## [PROBLEM DETAILS]
Turn each line from the beginning of the material through the line containing "- panel-c-red-sep-box: [734, 1203, 801, 1291]", inclusive, into one string of a JSON list, leaving out any blank lines.

==========

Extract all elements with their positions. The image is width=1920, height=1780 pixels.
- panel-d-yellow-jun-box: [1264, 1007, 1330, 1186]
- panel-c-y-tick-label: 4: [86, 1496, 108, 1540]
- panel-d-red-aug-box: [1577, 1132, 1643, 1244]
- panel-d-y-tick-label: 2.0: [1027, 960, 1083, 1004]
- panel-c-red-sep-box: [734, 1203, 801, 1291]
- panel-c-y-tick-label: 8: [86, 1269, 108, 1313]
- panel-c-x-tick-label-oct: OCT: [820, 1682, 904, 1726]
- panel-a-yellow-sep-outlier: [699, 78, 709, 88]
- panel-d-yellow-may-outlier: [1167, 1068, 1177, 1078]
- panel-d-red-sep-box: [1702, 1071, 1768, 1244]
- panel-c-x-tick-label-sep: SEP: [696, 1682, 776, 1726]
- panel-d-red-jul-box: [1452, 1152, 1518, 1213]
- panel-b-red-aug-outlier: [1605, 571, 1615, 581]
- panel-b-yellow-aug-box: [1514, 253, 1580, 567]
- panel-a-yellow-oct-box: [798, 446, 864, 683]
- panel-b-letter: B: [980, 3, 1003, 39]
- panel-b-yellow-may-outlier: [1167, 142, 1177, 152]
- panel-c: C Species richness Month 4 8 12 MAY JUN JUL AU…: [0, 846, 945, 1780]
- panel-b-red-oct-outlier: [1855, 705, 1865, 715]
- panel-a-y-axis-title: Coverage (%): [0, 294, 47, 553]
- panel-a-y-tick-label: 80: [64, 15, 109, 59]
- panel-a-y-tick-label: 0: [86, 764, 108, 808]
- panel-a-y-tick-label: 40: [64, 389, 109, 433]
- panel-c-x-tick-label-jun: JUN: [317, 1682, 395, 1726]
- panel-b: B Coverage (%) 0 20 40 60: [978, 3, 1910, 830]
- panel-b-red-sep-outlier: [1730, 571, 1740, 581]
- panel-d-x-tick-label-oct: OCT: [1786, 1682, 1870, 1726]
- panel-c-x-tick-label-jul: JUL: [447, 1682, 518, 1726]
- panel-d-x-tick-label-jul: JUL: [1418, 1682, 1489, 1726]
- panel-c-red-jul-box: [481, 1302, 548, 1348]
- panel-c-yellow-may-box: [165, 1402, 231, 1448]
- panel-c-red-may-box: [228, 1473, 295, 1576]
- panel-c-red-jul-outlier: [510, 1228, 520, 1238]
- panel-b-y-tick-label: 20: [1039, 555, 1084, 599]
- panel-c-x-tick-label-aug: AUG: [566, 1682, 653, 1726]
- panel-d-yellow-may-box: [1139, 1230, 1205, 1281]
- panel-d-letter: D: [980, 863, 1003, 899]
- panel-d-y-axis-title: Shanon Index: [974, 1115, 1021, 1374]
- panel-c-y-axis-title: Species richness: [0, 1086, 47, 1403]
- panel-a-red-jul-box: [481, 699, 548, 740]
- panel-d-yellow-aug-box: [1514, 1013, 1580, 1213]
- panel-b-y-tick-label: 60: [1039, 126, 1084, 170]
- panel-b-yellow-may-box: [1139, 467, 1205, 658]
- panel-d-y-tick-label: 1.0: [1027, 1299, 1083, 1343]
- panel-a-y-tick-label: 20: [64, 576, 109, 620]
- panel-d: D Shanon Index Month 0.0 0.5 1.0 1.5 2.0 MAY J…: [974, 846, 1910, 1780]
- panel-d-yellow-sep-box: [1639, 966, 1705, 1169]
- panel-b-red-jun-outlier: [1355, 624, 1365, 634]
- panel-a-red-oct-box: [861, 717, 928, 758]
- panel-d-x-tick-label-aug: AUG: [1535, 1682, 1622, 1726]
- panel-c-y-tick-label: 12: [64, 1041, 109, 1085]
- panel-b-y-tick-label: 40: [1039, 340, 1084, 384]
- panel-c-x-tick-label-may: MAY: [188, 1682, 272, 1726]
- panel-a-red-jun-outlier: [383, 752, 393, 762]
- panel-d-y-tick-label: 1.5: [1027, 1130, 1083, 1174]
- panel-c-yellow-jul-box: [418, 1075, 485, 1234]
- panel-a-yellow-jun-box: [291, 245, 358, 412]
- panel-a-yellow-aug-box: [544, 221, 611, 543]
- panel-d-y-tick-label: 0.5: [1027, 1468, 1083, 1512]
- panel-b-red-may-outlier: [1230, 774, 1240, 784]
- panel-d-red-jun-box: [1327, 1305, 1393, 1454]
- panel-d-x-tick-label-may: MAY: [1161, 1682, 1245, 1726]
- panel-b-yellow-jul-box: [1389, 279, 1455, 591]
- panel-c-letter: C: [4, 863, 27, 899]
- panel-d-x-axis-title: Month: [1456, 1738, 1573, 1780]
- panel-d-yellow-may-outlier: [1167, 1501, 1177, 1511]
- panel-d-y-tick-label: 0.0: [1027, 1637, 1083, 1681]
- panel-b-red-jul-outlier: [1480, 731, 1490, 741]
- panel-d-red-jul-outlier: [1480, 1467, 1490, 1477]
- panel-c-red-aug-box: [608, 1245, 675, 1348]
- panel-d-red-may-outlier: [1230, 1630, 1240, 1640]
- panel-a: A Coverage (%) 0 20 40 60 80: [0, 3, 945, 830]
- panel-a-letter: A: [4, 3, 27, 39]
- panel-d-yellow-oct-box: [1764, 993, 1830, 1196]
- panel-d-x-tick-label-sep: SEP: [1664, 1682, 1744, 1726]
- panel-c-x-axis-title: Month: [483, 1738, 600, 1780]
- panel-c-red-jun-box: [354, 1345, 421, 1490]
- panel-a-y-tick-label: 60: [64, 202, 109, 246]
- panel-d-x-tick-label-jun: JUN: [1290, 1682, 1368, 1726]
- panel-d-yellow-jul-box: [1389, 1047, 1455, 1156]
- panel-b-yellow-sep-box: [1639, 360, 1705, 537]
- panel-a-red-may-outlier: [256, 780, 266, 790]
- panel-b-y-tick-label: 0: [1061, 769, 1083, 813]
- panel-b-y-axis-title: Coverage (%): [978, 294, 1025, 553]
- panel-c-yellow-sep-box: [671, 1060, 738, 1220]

==========

## [EXPECTED OUTPUT]
[
  "Extract all elements with their positions. The image is width=1920, height=1780 pixels.",
  "- panel-d-yellow-jun-box: [1264, 1007, 1330, 1186]",
  "- panel-c-y-tick-label: 4: [86, 1496, 108, 1540]",
  "- panel-d-red-aug-box: [1577, 1132, 1643, 1244]",
  "- panel-d-y-tick-label: 2.0: [1027, 960, 1083, 1004]",
  "- panel-c-red-sep-box: [734, 1203, 801, 1291]"
]